### Given problem
Retype the records below exactly as they appear.

### Stored rows
━━━━━━━━━━
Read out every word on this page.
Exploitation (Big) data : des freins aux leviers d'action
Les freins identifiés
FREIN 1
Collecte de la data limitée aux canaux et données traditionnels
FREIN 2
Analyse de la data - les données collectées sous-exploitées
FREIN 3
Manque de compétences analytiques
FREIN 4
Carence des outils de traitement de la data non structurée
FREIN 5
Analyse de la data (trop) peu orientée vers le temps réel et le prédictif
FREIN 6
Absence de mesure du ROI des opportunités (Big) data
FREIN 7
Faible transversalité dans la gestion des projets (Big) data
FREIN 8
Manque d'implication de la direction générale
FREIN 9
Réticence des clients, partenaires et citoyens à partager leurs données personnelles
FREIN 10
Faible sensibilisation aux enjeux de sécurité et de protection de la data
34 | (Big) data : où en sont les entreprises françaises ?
━━━━━━━━━━
### Written response
Read out every word on this page.
Exploitation (Big) data : des freins aux leviers d'action
Les freins identifiés
FREIN 1
Collecte de la data limitée aux canaux et données traditionnels
FREIN 2
Analyse de la data - les données collectées sous-exploitées
FREIN 3
Manque de compétences analytiques
FREIN 4
Carence des outils de traitement de la data non structurée
FREIN 5
Analyse de la data (trop) peu orientée vers le temps réel et le prédictif
FREIN 6
Absence de mesure du ROI des opportunités (Big) data
FREIN 7
Faible transversalité dans la gestion des projets (Big) data
FREIN 8
Manque d'implication de la direction générale
FREIN 9
Réticence des clients, partenaires et citoyens à partager leurs données personnelles
FREIN 10
Faible sensibilisation aux enjeux de sécurité et de protection de la data
34 | (Big) data : où en sont les entreprises françaises ?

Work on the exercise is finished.